**Exercise details**
Here are some records. Copy each one exactly.

**Data supplied**
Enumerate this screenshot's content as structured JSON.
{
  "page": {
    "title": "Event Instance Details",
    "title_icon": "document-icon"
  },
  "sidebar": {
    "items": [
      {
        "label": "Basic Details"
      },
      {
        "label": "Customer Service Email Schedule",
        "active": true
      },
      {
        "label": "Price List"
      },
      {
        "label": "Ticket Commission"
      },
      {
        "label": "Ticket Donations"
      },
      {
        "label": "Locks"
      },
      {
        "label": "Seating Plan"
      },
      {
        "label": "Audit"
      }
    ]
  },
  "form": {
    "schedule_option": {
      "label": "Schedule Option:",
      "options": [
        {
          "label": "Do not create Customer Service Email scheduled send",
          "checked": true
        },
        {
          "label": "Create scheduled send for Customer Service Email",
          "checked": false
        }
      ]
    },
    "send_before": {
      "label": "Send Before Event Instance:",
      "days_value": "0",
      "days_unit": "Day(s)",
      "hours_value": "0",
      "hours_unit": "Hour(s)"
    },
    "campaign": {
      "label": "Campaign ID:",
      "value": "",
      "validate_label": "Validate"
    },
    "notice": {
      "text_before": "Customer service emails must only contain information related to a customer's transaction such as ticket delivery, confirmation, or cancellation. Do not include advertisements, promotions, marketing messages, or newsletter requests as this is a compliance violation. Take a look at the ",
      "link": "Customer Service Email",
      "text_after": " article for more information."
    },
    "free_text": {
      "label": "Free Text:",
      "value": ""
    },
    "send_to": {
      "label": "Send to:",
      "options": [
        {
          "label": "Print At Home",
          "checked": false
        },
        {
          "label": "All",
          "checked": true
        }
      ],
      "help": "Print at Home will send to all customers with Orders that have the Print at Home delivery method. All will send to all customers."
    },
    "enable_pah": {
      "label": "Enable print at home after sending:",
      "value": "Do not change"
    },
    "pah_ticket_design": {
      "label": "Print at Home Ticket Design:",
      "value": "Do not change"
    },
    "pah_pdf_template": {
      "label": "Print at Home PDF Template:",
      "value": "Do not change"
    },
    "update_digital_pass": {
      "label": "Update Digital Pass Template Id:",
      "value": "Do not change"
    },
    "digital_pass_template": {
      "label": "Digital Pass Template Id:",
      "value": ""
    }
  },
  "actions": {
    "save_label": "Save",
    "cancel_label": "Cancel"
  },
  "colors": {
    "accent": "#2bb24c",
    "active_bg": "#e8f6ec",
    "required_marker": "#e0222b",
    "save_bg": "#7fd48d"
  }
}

**Full output**
Enumerate this screenshot's content as structured JSON.
{
  "page": {
    "title": "Event Instance Details",
    "title_icon": "document-icon"
  },
  "sidebar": {
    "items": [
      {
        "label": "Basic Details"
      },
      {
        "label": "Customer Service Email Schedule",
        "active": true
      },
      {
        "label": "Price List"
      },
      {
        "label": "Ticket Commission"
      },
      {
        "label": "Ticket Donations"
      },
      {
        "label": "Locks"
      },
      {
        "label": "Seating Plan"
      },
      {
        "label": "Audit"
      }
    ]
  },
  "form": {
    "schedule_option": {
      "label": "Schedule Option:",
      "options": [
        {
          "label": "Do not create Customer Service Email scheduled send",
          "checked": true
        },
        {
          "label": "Create scheduled send for Customer Service Email",
          "checked": false
        }
      ]
    },
    "send_before": {
      "label": "Send Before Event Instance:",
      "days_value": "0",
      "days_unit": "Day(s)",
      "hours_value": "0",
      "hours_unit": "Hour(s)"
    },
    "campaign": {
      "label": "Campaign ID:",
      "value": "",
      "validate_label": "Validate"
    },
    "notice": {
      "text_before": "Customer service emails must only contain information related to a customer's transaction such as ticket delivery, confirmation, or cancellation. Do not include advertisements, promotions, marketing messages, or newsletter requests as this is a compliance violation. Take a look at the ",
      "link": "Customer Service Email",
      "text_after": " article for more information."
    },
    "free_text": {
      "label": "Free Text:",
      "value": ""
    },
    "send_to": {
      "label": "Send to:",
      "options": [
        {
          "label": "Print At Home",
          "checked": false
        },
        {
          "label": "All",
          "checked": true
        }
      ],
      "help": "Print at Home will send to all customers with Orders that have the Print at Home delivery method. All will send to all customers."
    },
    "enable_pah": {
      "label": "Enable print at home after sending:",
      "value": "Do not change"
    },
    "pah_ticket_design": {
      "label": "Print at Home Ticket Design:",
      "value": "Do not change"
    },
    "pah_pdf_template": {
      "label": "Print at Home PDF Template:",
      "value": "Do not change"
    },
    "update_digital_pass": {
      "label": "Update Digital Pass Template Id:",
      "value": "Do not change"
    },
    "digital_pass_template": {
      "label": "Digital Pass Template Id:",
      "value": ""
    }
  },
  "actions": {
    "save_label": "Save",
    "cancel_label": "Cancel"
  },
  "colors": {
    "accent": "#2bb24c",
    "active_bg": "#e8f6ec",
    "required_marker": "#e0222b",
    "save_bg": "#7fd48d"
  }
}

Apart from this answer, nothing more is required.